* YOUR OBJECTIVE
Below is a block of records; return all of them exactly, but without the images.

[Data extracted from a collection]
-- start --

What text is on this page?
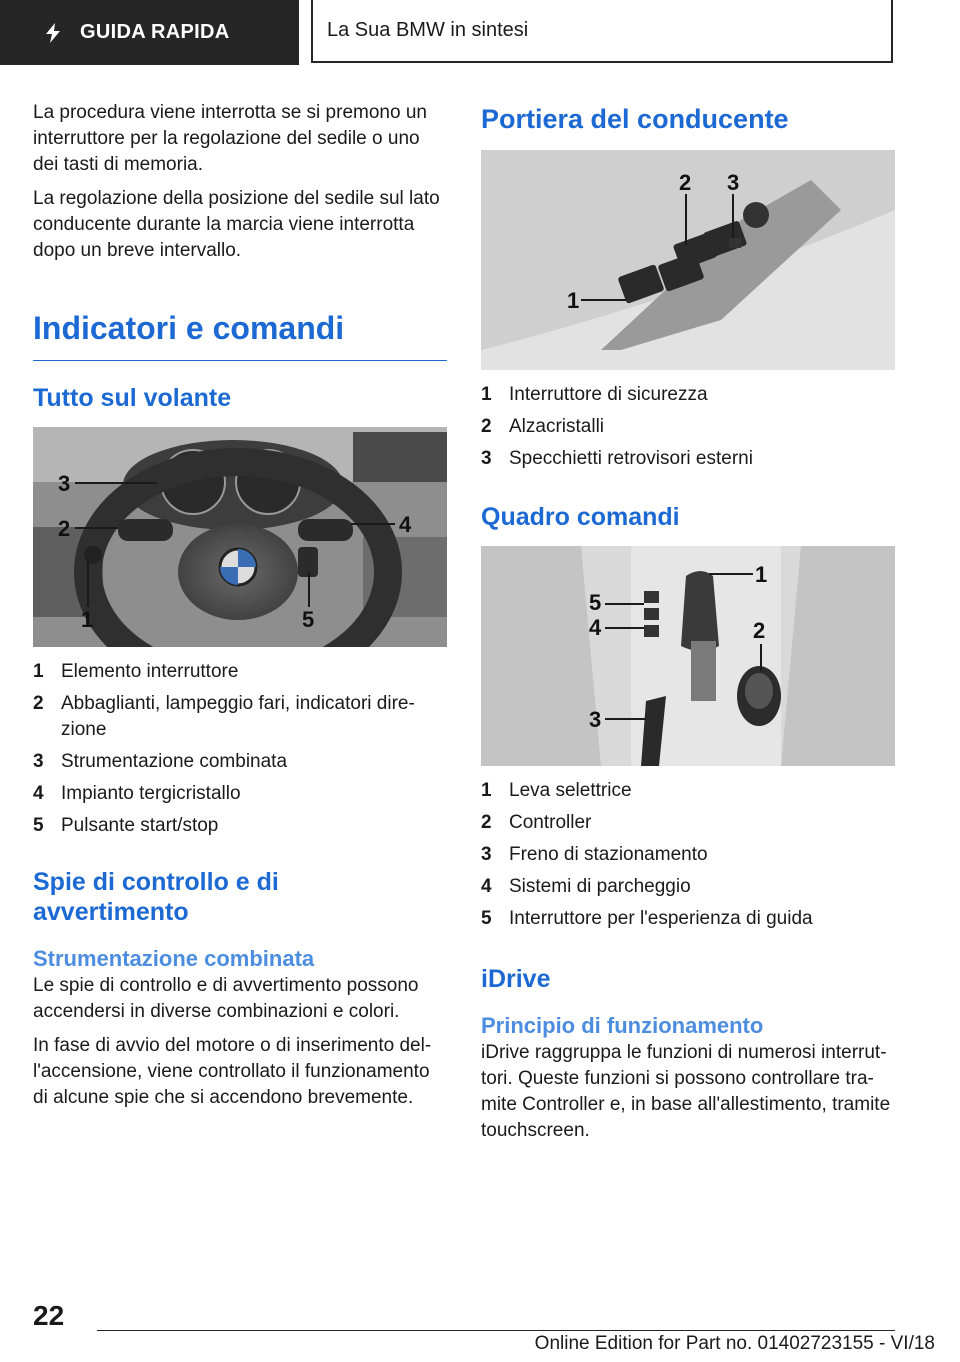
GUIDA RAPIDA	La Sua BMW in sintesi

La procedura viene interrotta se si premono un interruttore per la regolazione del sedile o uno dei tasti di memoria.

La regolazione della posizione del sedile sul lato conducente durante la marcia viene interrotta dopo un breve intervallo.

Indicatori e comandi
Tutto sul volante
3
2	4
1	5
1 Elemento interruttore
2 Abbaglianti, lampeggio fari, indicatori dire-zione
3 Strumentazione combinata
4 Impianto tergicristallo
5 Pulsante start/stop
Spie di controllo e di avvertimento
Strumentazione combinata

Le spie di controllo e di avvertimento possono accendersi in diverse combinazioni e colori.

In fase di avvio del motore o di inserimento del-l'accensione, viene controllato il funzionamento di alcune spie che si accendono brevemente.

Portiera del conducente
2 3
1
1 Interruttore di sicurezza
2 Alzacristalli
3 Specchietti retrovisori esterni
Quadro comandi
1
5
4	2
3
1 Leva selettrice
2 Controller
3 Freno di stazionamento
4 Sistemi di parcheggio
5 Interruttore per l'esperienza di guida
iDrive
Principio di funzionamento

iDrive raggruppa le funzioni di numerosi interrut-tori. Queste funzioni si possono controllare tra-mite Controller e, in base all'allestimento, tramite touchscreen.

22
Online Edition for Part no. 01402723155 - VI/18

-- end --

* WRITTEN ANSWER
What text is on this page?
GUIDA RAPIDA	La Sua BMW in sintesi

La procedura viene interrotta se si premono un interruttore per la regolazione del sedile o uno dei tasti di memoria.

La regolazione della posizione del sedile sul lato conducente durante la marcia viene interrotta dopo un breve intervallo.

Indicatori e comandi
Tutto sul volante
3
2	4
1	5
1 Elemento interruttore
2 Abbaglianti, lampeggio fari, indicatori dire-zione
3 Strumentazione combinata
4 Impianto tergicristallo
5 Pulsante start/stop
Spie di controllo e di avvertimento
Strumentazione combinata

Le spie di controllo e di avvertimento possono accendersi in diverse combinazioni e colori.

In fase di avvio del motore o di inserimento del-l'accensione, viene controllato il funzionamento di alcune spie che si accendono brevemente.

Portiera del conducente
2 3
1
1 Interruttore di sicurezza
2 Alzacristalli
3 Specchietti retrovisori esterni
Quadro comandi
1
5
4	2
3
1 Leva selettrice
2 Controller
3 Freno di stazionamento
4 Sistemi di parcheggio
5 Interruttore per l'esperienza di guida
iDrive
Principio di funzionamento

iDrive raggruppa le funzioni di numerosi interrut-tori. Queste funzioni si possono controllare tra-mite Controller e, in base all'allestimento, tramite touchscreen.

22
Online Edition for Part no. 01402723155 - VI/18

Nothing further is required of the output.